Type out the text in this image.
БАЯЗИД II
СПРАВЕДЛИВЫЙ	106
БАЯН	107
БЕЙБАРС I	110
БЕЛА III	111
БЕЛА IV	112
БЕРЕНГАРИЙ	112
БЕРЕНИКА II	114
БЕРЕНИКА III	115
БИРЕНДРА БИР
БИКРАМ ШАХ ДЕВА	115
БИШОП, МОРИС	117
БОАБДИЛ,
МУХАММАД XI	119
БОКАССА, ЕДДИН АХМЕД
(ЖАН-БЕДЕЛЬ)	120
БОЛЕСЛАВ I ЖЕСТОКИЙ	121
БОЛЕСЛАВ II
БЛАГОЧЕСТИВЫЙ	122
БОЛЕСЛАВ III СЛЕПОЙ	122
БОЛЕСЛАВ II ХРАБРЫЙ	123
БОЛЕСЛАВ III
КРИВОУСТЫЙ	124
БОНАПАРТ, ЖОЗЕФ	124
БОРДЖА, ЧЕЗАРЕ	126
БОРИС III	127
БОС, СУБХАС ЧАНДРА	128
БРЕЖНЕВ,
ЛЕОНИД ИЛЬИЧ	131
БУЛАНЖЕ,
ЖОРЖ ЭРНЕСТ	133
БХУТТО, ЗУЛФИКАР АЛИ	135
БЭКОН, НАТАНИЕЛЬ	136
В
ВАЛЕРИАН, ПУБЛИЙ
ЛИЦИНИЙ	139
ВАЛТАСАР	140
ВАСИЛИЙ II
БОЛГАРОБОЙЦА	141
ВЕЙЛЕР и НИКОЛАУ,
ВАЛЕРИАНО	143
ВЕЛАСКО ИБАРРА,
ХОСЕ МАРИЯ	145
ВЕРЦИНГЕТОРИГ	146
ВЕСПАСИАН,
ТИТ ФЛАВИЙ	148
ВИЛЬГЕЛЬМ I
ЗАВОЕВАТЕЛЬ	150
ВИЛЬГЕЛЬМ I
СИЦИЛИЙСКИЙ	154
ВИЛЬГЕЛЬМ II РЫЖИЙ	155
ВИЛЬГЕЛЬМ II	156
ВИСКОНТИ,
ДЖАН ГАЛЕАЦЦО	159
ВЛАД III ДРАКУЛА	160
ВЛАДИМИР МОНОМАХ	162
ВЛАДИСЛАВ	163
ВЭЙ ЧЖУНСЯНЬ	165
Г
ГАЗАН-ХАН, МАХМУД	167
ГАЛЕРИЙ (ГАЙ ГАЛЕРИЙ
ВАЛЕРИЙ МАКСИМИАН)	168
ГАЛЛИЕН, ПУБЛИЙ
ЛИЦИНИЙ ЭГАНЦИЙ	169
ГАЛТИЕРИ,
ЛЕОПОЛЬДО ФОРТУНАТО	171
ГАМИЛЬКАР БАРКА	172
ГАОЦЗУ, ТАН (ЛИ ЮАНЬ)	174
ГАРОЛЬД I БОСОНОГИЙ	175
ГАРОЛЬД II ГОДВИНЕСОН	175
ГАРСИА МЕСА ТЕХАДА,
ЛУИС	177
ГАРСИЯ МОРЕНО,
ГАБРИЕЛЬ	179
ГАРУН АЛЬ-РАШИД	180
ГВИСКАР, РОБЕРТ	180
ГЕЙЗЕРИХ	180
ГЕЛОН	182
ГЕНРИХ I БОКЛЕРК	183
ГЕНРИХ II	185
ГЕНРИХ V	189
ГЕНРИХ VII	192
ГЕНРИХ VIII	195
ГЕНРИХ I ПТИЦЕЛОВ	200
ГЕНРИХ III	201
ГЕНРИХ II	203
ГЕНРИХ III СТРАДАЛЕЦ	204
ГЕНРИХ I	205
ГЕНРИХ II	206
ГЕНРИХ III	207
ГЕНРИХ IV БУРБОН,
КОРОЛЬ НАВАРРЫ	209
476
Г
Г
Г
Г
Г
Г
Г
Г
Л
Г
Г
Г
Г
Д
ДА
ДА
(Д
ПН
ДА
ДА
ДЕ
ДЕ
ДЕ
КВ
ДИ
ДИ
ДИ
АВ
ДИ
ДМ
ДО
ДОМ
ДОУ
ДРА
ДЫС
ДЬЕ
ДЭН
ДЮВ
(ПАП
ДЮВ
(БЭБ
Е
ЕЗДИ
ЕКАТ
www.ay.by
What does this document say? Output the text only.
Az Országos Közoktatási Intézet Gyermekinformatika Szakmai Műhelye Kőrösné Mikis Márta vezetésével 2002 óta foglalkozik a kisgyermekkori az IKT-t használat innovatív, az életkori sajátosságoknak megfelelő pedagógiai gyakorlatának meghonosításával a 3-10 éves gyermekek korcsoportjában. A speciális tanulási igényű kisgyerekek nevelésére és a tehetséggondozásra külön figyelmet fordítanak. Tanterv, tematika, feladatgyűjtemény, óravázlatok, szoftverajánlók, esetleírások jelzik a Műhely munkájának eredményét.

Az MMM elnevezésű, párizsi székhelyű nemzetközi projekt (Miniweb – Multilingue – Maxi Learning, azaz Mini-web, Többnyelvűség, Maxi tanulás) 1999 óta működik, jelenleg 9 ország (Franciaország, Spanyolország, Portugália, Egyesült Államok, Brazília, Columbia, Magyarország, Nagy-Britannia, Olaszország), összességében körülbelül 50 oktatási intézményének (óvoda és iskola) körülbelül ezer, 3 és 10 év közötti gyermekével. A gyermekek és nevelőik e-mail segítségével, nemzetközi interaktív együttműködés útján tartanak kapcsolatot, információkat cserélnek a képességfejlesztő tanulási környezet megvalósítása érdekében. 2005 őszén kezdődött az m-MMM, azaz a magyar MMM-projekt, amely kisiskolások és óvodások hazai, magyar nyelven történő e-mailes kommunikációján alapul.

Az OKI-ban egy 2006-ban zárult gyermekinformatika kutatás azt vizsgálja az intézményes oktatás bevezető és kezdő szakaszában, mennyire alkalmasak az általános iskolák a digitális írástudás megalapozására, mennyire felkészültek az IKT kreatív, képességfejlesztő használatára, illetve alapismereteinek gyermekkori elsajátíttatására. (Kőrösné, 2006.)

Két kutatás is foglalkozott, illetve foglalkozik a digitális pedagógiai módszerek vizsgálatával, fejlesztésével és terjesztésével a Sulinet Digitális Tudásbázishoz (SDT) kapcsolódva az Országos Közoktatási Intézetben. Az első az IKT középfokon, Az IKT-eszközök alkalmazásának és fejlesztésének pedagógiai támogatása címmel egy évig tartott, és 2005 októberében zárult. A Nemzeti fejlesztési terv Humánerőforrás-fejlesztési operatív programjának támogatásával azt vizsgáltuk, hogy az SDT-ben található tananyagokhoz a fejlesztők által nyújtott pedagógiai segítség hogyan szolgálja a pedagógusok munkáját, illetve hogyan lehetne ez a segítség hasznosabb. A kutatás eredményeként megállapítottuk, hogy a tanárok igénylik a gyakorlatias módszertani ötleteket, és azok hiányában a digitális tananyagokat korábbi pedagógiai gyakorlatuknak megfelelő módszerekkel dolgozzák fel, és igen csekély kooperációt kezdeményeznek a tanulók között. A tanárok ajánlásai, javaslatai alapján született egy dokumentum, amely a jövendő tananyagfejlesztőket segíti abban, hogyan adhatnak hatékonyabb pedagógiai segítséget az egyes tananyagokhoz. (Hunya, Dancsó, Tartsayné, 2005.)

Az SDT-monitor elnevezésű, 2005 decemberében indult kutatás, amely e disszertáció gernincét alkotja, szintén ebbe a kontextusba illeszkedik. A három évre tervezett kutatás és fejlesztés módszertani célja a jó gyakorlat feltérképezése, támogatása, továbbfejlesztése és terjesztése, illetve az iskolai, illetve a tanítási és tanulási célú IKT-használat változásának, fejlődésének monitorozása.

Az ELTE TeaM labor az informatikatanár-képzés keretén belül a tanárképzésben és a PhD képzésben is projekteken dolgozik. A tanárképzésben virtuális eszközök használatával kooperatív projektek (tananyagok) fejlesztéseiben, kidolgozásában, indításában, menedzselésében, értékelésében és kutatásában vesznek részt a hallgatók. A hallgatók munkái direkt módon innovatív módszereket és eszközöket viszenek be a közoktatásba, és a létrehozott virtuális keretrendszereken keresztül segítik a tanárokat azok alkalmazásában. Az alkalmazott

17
--------
WORK TO COMPLETE: Work out how many lines of the listing above include "Közoktatási". Answer with the number and nothing more.

TASK ANSWER: 2